### Input data
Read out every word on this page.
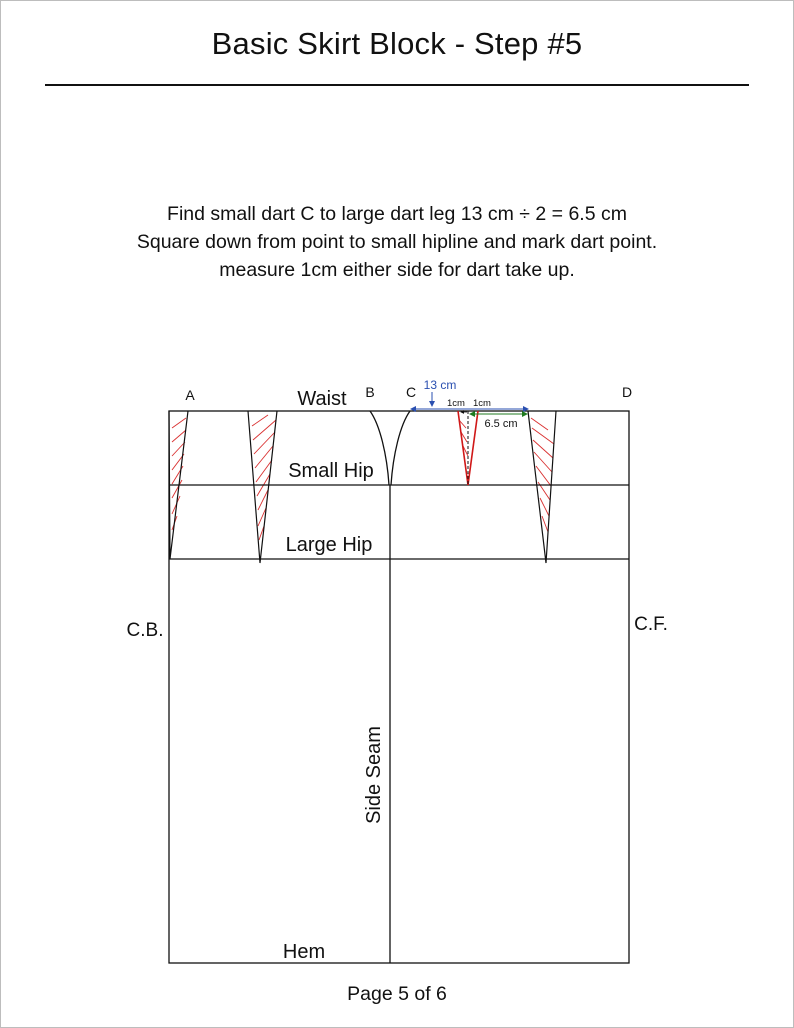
Basic Skirt Block - Step #5
Find small dart C to large dart leg 13 cm ÷ 2 = 6.5 cm
Square down from point to small hipline and mark dart point.
measure 1cm either side for dart take up.
A	B C	D
Waist
Small Hip
Large Hip
Hem
Side Seam
C.B.	C.F.
13 cm
1cm 1cm
6.5 cm
Page 5 of 6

### Work to do
Transcribe all of the records above character for character. Exclude the pictures.

### Answer to the problem
Read out every word on this page.
Basic Skirt Block - Step #5
Find small dart C to large dart leg 13 cm ÷ 2 = 6.5 cm
Square down from point to small hipline and mark dart point.
measure 1cm either side for dart take up.
A	B C	D
Waist
Small Hip
Large Hip
Hem
Side Seam
C.B.	C.F.
13 cm
1cm 1cm
6.5 cm
Page 5 of 6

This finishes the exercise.